_Description of the task:_ Reproduce the material in full, unchanged.

•••

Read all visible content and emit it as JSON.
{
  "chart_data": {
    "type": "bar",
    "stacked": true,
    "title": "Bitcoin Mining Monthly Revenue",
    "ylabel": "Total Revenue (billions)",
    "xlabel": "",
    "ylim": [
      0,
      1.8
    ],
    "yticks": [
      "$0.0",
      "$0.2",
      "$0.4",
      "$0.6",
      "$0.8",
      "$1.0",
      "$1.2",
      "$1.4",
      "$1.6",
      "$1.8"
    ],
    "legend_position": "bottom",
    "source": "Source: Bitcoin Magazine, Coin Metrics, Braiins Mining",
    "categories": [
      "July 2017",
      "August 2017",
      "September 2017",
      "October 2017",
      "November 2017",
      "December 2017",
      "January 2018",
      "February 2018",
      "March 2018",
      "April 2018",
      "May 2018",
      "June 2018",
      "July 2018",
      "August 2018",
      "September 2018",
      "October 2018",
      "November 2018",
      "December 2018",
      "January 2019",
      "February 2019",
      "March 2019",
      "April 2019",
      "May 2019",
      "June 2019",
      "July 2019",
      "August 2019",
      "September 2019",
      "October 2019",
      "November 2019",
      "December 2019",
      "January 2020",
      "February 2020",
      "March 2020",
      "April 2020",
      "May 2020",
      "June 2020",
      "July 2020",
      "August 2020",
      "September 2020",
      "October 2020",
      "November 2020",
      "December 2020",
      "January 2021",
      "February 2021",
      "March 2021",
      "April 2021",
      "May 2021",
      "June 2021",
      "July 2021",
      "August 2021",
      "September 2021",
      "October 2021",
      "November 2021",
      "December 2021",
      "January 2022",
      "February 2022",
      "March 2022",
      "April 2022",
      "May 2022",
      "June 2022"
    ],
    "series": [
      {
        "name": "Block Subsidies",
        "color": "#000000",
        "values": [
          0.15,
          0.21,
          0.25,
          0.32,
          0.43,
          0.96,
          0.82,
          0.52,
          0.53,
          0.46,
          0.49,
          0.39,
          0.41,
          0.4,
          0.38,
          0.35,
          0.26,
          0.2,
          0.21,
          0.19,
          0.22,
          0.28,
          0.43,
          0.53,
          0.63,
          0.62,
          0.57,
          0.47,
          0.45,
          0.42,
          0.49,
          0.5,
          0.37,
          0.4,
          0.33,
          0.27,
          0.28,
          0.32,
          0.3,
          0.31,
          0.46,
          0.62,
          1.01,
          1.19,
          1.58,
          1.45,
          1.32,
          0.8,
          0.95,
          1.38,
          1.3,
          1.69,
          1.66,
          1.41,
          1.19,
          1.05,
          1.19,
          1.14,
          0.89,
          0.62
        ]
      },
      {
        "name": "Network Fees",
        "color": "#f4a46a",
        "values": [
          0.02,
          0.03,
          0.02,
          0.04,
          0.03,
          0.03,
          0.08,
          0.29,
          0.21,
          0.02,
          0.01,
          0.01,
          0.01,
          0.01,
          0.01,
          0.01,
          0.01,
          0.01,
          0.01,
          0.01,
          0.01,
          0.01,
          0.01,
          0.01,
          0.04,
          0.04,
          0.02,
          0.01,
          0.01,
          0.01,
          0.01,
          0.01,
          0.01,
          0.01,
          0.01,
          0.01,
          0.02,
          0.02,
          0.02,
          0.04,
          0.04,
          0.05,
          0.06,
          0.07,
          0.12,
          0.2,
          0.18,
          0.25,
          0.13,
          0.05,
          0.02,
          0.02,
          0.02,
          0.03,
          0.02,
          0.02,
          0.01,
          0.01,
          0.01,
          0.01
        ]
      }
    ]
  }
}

•••

_Complete answer:_
Read all visible content and emit it as JSON.
{
  "chart_data": {
    "type": "bar",
    "stacked": true,
    "title": "Bitcoin Mining Monthly Revenue",
    "ylabel": "Total Revenue (billions)",
    "xlabel": "",
    "ylim": [
      0,
      1.8
    ],
    "yticks": [
      "$0.0",
      "$0.2",
      "$0.4",
      "$0.6",
      "$0.8",
      "$1.0",
      "$1.2",
      "$1.4",
      "$1.6",
      "$1.8"
    ],
    "legend_position": "bottom",
    "source": "Source: Bitcoin Magazine, Coin Metrics, Braiins Mining",
    "categories": [
      "July 2017",
      "August 2017",
      "September 2017",
      "October 2017",
      "November 2017",
      "December 2017",
      "January 2018",
      "February 2018",
      "March 2018",
      "April 2018",
      "May 2018",
      "June 2018",
      "July 2018",
      "August 2018",
      "September 2018",
      "October 2018",
      "November 2018",
      "December 2018",
      "January 2019",
      "February 2019",
      "March 2019",
      "April 2019",
      "May 2019",
      "June 2019",
      "July 2019",
      "August 2019",
      "September 2019",
      "October 2019",
      "November 2019",
      "December 2019",
      "January 2020",
      "February 2020",
      "March 2020",
      "April 2020",
      "May 2020",
      "June 2020",
      "July 2020",
      "August 2020",
      "September 2020",
      "October 2020",
      "November 2020",
      "December 2020",
      "January 2021",
      "February 2021",
      "March 2021",
      "April 2021",
      "May 2021",
      "June 2021",
      "July 2021",
      "August 2021",
      "September 2021",
      "October 2021",
      "November 2021",
      "December 2021",
      "January 2022",
      "February 2022",
      "March 2022",
      "April 2022",
      "May 2022",
      "June 2022"
    ],
    "series": [
      {
        "name": "Block Subsidies",
        "color": "#000000",
        "values": [
          0.15,
          0.21,
          0.25,
          0.32,
          0.43,
          0.96,
          0.82,
          0.52,
          0.53,
          0.46,
          0.49,
          0.39,
          0.41,
          0.4,
          0.38,
          0.35,
          0.26,
          0.2,
          0.21,
          0.19,
          0.22,
          0.28,
          0.43,
          0.53,
          0.63,
          0.62,
          0.57,
          0.47,
          0.45,
          0.42,
          0.49,
          0.5,
          0.37,
          0.4,
          0.33,
          0.27,
          0.28,
          0.32,
          0.3,
          0.31,
          0.46,
          0.62,
          1.01,
          1.19,
          1.58,
          1.45,
          1.32,
          0.8,
          0.95,
          1.38,
          1.3,
          1.69,
          1.66,
          1.41,
          1.19,
          1.05,
          1.19,
          1.14,
          0.89,
          0.62
        ]
      },
      {
        "name": "Network Fees",
        "color": "#f4a46a",
        "values": [
          0.02,
          0.03,
          0.02,
          0.04,
          0.03,
          0.03,
          0.08,
          0.29,
          0.21,
          0.02,
          0.01,
          0.01,
          0.01,
          0.01,
          0.01,
          0.01,
          0.01,
          0.01,
          0.01,
          0.01,
          0.01,
          0.01,
          0.01,
          0.01,
          0.04,
          0.04,
          0.02,
          0.01,
          0.01,
          0.01,
          0.01,
          0.01,
          0.01,
          0.01,
          0.01,
          0.01,
          0.02,
          0.02,
          0.02,
          0.04,
          0.04,
          0.05,
          0.06,
          0.07,
          0.12,
          0.2,
          0.18,
          0.25,
          0.13,
          0.05,
          0.02,
          0.02,
          0.02,
          0.03,
          0.02,
          0.02,
          0.01,
          0.01,
          0.01,
          0.01
        ]
      }
    ]
  }
}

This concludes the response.